%%

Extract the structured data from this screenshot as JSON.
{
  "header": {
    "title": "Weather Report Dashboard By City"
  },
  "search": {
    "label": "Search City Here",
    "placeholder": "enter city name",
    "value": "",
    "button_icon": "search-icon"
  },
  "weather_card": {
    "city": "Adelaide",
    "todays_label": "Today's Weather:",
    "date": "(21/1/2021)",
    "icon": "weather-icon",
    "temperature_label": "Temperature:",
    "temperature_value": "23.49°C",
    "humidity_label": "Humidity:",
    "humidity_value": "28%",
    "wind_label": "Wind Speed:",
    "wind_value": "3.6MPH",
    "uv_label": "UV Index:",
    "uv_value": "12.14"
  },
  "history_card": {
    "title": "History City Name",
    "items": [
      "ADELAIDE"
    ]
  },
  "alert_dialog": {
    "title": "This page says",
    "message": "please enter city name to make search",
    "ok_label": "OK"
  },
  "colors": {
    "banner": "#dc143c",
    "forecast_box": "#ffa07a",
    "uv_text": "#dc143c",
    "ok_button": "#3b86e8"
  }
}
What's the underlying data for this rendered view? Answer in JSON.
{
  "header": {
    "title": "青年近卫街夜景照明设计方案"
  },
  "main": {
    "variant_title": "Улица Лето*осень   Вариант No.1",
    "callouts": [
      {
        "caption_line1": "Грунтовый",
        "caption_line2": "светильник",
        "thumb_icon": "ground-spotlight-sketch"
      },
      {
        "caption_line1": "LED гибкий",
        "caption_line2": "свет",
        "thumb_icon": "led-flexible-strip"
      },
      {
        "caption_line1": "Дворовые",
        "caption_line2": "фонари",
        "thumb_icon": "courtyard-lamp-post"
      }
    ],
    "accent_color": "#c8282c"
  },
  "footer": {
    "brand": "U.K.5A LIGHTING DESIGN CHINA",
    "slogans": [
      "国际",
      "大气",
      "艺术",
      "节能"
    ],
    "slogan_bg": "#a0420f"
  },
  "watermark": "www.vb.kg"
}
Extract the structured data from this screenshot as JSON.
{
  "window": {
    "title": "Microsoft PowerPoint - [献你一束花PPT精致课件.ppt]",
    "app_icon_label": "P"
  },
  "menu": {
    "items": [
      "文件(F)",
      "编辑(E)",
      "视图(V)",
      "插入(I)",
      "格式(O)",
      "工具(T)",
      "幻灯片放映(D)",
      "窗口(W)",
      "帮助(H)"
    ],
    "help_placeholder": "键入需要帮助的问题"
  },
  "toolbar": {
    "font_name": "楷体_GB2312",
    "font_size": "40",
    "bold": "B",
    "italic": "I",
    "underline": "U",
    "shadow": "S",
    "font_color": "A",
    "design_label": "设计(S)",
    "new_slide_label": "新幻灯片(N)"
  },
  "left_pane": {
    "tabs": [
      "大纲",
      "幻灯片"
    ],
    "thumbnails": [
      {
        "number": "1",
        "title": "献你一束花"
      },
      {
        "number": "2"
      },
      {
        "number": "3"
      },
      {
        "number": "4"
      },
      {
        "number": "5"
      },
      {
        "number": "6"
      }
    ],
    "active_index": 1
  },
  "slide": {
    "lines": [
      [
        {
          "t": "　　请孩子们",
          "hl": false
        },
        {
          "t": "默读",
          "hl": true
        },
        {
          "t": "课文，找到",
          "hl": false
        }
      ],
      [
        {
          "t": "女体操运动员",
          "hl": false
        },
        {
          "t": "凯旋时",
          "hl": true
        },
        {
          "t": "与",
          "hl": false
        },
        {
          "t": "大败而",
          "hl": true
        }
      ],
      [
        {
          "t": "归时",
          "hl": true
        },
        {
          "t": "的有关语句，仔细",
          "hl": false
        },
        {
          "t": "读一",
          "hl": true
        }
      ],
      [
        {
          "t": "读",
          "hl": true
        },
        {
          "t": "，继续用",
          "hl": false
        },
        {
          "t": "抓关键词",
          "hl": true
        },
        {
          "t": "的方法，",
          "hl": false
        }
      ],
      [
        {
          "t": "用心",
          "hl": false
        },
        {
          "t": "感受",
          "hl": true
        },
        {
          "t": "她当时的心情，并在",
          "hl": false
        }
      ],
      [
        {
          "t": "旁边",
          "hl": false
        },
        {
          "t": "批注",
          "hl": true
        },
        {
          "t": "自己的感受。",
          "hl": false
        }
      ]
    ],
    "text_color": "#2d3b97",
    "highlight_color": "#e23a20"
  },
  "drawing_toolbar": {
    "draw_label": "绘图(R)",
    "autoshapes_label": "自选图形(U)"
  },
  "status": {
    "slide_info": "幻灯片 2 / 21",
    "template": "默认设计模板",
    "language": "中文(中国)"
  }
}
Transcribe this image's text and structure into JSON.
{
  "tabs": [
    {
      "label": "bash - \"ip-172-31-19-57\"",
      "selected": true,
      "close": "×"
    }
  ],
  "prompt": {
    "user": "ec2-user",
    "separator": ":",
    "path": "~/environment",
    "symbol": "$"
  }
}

%%

Exercise task >> Your task is to extract all of the records exactly.

Task solution >>
Extract the structured data from this screenshot as JSON.
{
  "header": {
    "title": "Weather Report Dashboard By City"
  },
  "search": {
    "label": "Search City Here",
    "placeholder": "enter city name",
    "value": "",
    "button_icon": "search-icon"
  },
  "weather_card": {
    "city": "Adelaide",
    "todays_label": "Today's Weather:",
    "date": "(21/1/2021)",
    "icon": "weather-icon",
    "temperature_label": "Temperature:",
    "temperature_value": "23.49°C",
    "humidity_label": "Humidity:",
    "humidity_value": "28%",
    "wind_label": "Wind Speed:",
    "wind_value": "3.6MPH",
    "uv_label": "UV Index:",
    "uv_value": "12.14"
  },
  "history_card": {
    "title": "History City Name",
    "items": [
      "ADELAIDE"
    ]
  },
  "alert_dialog": {
    "title": "This page says",
    "message": "please enter city name to make search",
    "ok_label": "OK"
  },
  "colors": {
    "banner": "#dc143c",
    "forecast_box": "#ffa07a",
    "uv_text": "#dc143c",
    "ok_button": "#3b86e8"
  }
}
What's the underlying data for this rendered view? Answer in JSON.
{
  "header": {
    "title": "青年近卫街夜景照明设计方案"
  },
  "main": {
    "variant_title": "Улица Лето*осень   Вариант No.1",
    "callouts": [
      {
        "caption_line1": "Грунтовый",
        "caption_line2": "светильник",
        "thumb_icon": "ground-spotlight-sketch"
      },
      {
        "caption_line1": "LED гибкий",
        "caption_line2": "свет",
        "thumb_icon": "led-flexible-strip"
      },
      {
        "caption_line1": "Дворовые",
        "caption_line2": "фонари",
        "thumb_icon": "courtyard-lamp-post"
      }
    ],
    "accent_color": "#c8282c"
  },
  "footer": {
    "brand": "U.K.5A LIGHTING DESIGN CHINA",
    "slogans": [
      "国际",
      "大气",
      "艺术",
      "节能"
    ],
    "slogan_bg": "#a0420f"
  },
  "watermark": "www.vb.kg"
}
Extract the structured data from this screenshot as JSON.
{
  "window": {
    "title": "Microsoft PowerPoint - [献你一束花PPT精致课件.ppt]",
    "app_icon_label": "P"
  },
  "menu": {
    "items": [
      "文件(F)",
      "编辑(E)",
      "视图(V)",
      "插入(I)",
      "格式(O)",
      "工具(T)",
      "幻灯片放映(D)",
      "窗口(W)",
      "帮助(H)"
    ],
    "help_placeholder": "键入需要帮助的问题"
  },
  "toolbar": {
    "font_name": "楷体_GB2312",
    "font_size": "40",
    "bold": "B",
    "italic": "I",
    "underline": "U",
    "shadow": "S",
    "font_color": "A",
    "design_label": "设计(S)",
    "new_slide_label": "新幻灯片(N)"
  },
  "left_pane": {
    "tabs": [
      "大纲",
      "幻灯片"
    ],
    "thumbnails": [
      {
        "number": "1",
        "title": "献你一束花"
      },
      {
        "number": "2"
      },
      {
        "number": "3"
      },
      {
        "number": "4"
      },
      {
        "number": "5"
      },
      {
        "number": "6"
      }
    ],
    "active_index": 1
  },
  "slide": {
    "lines": [
      [
        {
          "t": "　　请孩子们",
          "hl": false
        },
        {
          "t": "默读",
          "hl": true
        },
        {
          "t": "课文，找到",
          "hl": false
        }
      ],
      [
        {
          "t": "女体操运动员",
          "hl": false
        },
        {
          "t": "凯旋时",
          "hl": true
        },
        {
          "t": "与",
          "hl": false
        },
        {
          "t": "大败而",
          "hl": true
        }
      ],
      [
        {
          "t": "归时",
          "hl": true
        },
        {
          "t": "的有关语句，仔细",
          "hl": false
        },
        {
          "t": "读一",
          "hl": true
        }
      ],
      [
        {
          "t": "读",
          "hl": true
        },
        {
          "t": "，继续用",
          "hl": false
        },
        {
          "t": "抓关键词",
          "hl": true
        },
        {
          "t": "的方法，",
          "hl": false
        }
      ],
      [
        {
          "t": "用心",
          "hl": false
        },
        {
          "t": "感受",
          "hl": true
        },
        {
          "t": "她当时的心情，并在",
          "hl": false
        }
      ],
      [
        {
          "t": "旁边",
          "hl": false
        },
        {
          "t": "批注",
          "hl": true
        },
        {
          "t": "自己的感受。",
          "hl": false
        }
      ]
    ],
    "text_color": "#2d3b97",
    "highlight_color": "#e23a20"
  },
  "drawing_toolbar": {
    "draw_label": "绘图(R)",
    "autoshapes_label": "自选图形(U)"
  },
  "status": {
    "slide_info": "幻灯片 2 / 21",
    "template": "默认设计模板",
    "language": "中文(中国)"
  }
}
Transcribe this image's text and structure into JSON.
{
  "tabs": [
    {
      "label": "bash - \"ip-172-31-19-57\"",
      "selected": true,
      "close": "×"
    }
  ],
  "prompt": {
    "user": "ec2-user",
    "separator": ":",
    "path": "~/environment",
    "symbol": "$"
  }
}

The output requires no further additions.